Material for this exercise:
☆ ☆ ☆ ☆ ☆
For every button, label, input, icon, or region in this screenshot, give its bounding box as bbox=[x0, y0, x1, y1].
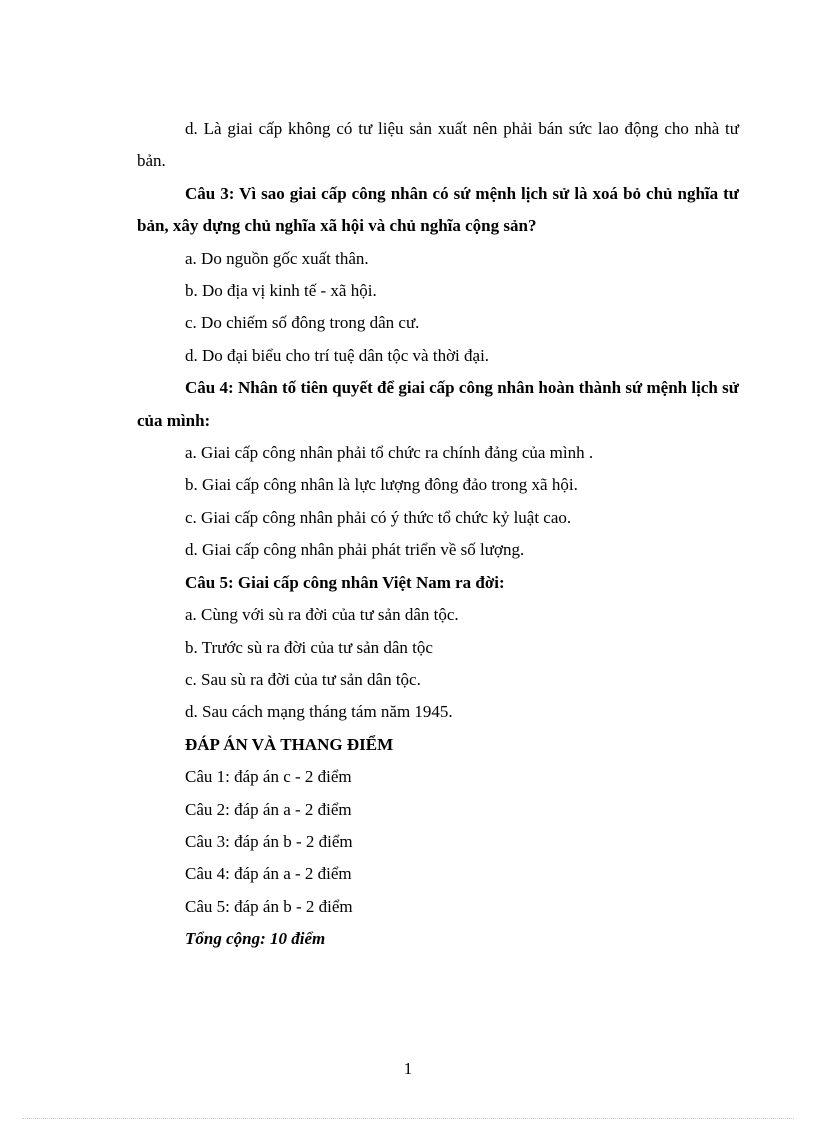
☆ ☆ ☆ ☆ ☆
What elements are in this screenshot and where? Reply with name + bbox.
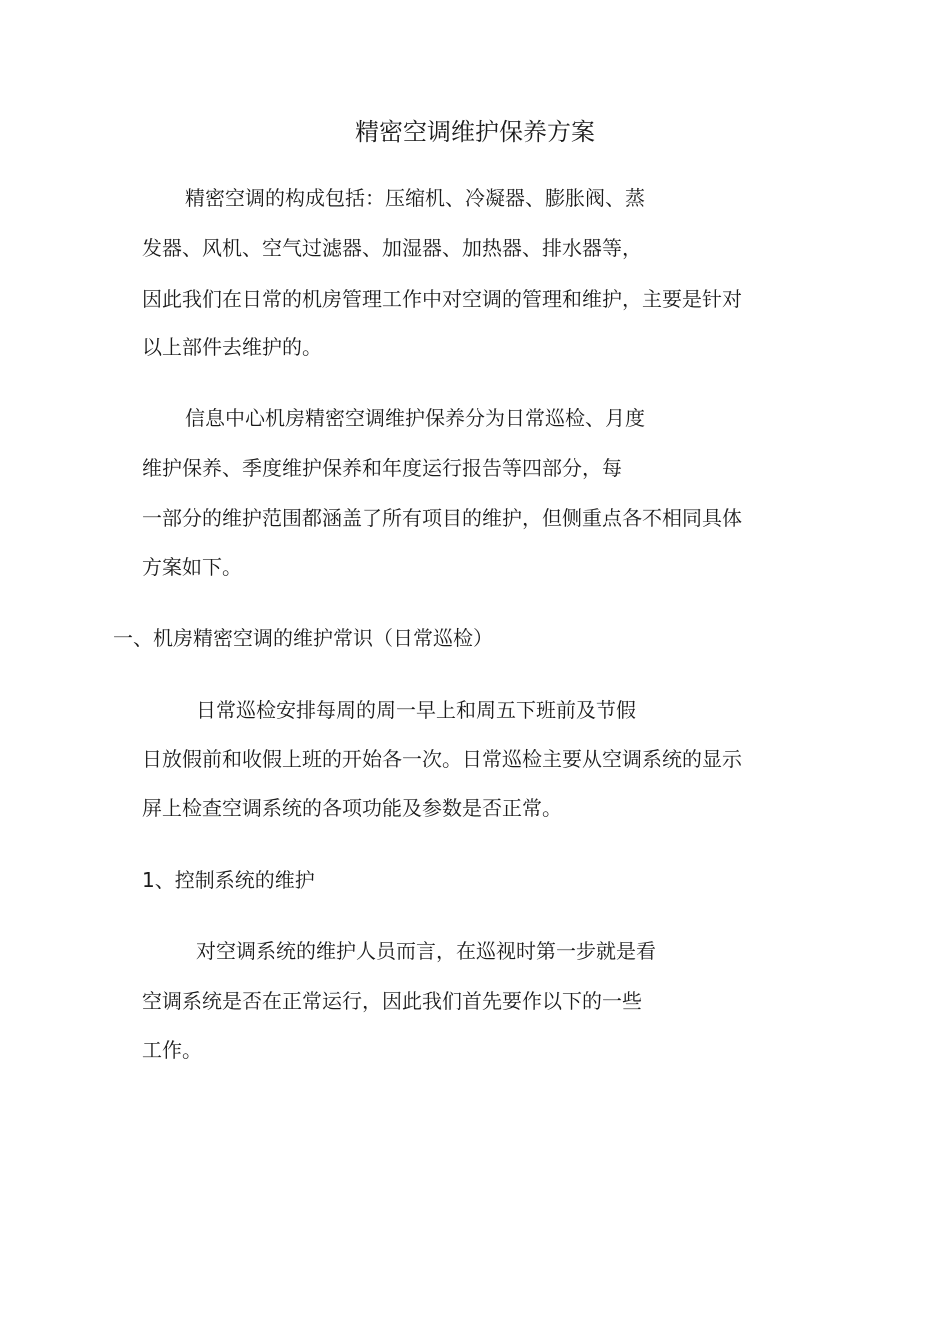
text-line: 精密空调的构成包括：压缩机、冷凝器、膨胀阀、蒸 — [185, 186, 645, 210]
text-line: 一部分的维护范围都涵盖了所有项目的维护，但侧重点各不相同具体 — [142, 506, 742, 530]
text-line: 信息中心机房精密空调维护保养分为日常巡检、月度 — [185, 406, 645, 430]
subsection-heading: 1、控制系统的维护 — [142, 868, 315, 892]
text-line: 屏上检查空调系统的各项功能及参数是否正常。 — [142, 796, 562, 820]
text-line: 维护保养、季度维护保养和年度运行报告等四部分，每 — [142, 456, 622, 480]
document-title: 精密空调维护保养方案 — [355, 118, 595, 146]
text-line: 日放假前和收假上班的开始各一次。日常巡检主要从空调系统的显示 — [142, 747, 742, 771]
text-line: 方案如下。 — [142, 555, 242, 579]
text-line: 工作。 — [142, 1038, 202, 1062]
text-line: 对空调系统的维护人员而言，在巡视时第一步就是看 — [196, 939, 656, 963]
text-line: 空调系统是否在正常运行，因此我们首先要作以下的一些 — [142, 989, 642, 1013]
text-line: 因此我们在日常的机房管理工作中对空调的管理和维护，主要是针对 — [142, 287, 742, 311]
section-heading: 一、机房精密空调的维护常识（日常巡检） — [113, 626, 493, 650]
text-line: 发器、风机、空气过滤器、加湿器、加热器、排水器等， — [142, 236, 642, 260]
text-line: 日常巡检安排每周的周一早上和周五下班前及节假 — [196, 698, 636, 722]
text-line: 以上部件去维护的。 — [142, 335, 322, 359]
☆ ☆ ☆ ☆ ☆
Problem: Copy the material word for word, starting with the line that contains "What elements are" and going on through the line that contains "text-line: 日放假前和收假上班的开始各一次。日常巡检主要从空调系统的显示 —". Leave out the pictures.

Result for this exercise:
What elements are in this screenshot and where? Reply with name + bbox.
text-line: 精密空调的构成包括：压缩机、冷凝器、膨胀阀、蒸 — [185, 186, 645, 210]
text-line: 一部分的维护范围都涵盖了所有项目的维护，但侧重点各不相同具体 — [142, 506, 742, 530]
text-line: 信息中心机房精密空调维护保养分为日常巡检、月度 — [185, 406, 645, 430]
subsection-heading: 1、控制系统的维护 — [142, 868, 315, 892]
text-line: 屏上检查空调系统的各项功能及参数是否正常。 — [142, 796, 562, 820]
text-line: 维护保养、季度维护保养和年度运行报告等四部分，每 — [142, 456, 622, 480]
document-title: 精密空调维护保养方案 — [355, 118, 595, 146]
text-line: 日放假前和收假上班的开始各一次。日常巡检主要从空调系统的显示 — [142, 747, 742, 771]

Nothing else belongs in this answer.